No reimbursement is required by this act pursuant to Section 6 of Article XIII B of the California Constitution because a local agency or school district has the authority to levy service charges, fees, or assessments sufficient to pay for the program or level of service mandated by this act, within the meaning of Section 17556 of the Government Code.

===============

# [Tasks and exercises]
a: In the reimbursement provision, what does a local agency or school district have the authority to levy?
b: Write out the part of the reimbursement provision that opens with the words containing "No reimbursement is" and closes with "the Government Code.".
The records are separate material and unrelated to the reimbursement provision.

===============

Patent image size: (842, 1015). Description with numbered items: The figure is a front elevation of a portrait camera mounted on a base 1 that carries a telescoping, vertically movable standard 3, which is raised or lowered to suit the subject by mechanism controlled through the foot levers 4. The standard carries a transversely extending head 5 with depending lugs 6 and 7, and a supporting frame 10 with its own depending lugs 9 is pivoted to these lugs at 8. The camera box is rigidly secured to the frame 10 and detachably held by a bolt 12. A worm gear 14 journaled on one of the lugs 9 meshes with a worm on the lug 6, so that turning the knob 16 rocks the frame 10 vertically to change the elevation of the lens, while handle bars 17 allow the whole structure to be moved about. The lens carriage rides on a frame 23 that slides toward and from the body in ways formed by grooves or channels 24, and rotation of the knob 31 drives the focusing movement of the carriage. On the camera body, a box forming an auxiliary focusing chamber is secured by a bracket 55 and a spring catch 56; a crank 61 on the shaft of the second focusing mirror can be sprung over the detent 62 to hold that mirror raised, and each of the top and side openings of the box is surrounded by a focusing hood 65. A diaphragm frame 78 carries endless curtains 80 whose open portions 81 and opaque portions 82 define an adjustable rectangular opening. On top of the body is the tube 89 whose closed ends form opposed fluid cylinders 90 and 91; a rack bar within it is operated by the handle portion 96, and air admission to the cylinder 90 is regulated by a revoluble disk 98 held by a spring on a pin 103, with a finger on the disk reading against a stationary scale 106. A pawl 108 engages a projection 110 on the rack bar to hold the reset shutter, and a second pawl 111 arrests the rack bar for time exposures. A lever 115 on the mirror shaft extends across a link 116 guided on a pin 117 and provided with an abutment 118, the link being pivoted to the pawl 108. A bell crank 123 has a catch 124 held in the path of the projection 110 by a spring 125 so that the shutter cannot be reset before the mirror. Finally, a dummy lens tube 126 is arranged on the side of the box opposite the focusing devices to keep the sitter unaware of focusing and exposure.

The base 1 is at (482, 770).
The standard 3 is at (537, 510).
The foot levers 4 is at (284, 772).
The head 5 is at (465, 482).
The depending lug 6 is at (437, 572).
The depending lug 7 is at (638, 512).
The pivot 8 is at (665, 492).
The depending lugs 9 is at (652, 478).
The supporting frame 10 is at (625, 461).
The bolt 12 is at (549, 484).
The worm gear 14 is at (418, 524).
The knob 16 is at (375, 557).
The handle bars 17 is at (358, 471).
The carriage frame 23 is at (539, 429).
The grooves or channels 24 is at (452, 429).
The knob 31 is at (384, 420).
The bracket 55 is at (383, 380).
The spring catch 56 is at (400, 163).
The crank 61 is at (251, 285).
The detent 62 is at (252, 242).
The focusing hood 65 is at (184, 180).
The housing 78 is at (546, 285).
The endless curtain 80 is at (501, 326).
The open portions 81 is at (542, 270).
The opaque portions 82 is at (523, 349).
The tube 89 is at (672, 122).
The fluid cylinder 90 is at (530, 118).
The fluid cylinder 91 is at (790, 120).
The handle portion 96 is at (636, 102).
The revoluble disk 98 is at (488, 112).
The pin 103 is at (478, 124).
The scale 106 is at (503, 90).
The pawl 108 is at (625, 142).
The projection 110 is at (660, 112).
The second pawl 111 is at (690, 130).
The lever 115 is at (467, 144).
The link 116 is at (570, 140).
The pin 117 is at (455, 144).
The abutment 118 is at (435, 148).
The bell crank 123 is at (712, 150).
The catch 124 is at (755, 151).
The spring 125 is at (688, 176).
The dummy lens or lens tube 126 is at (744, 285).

===============

# [Task responses]
a: Service charges, fees, or assessments sufficient to pay for the program or level of service mandated by the act.

b:
No reimbursement is required by this act pursuant to Section 6 of Article XIII B of the California Constitution because a local agency or school district has the authority to levy service charges, fees, or assessments sufficient to pay for the program or level of service mandated by this act, within the meaning of Section 17556 of the Government Code.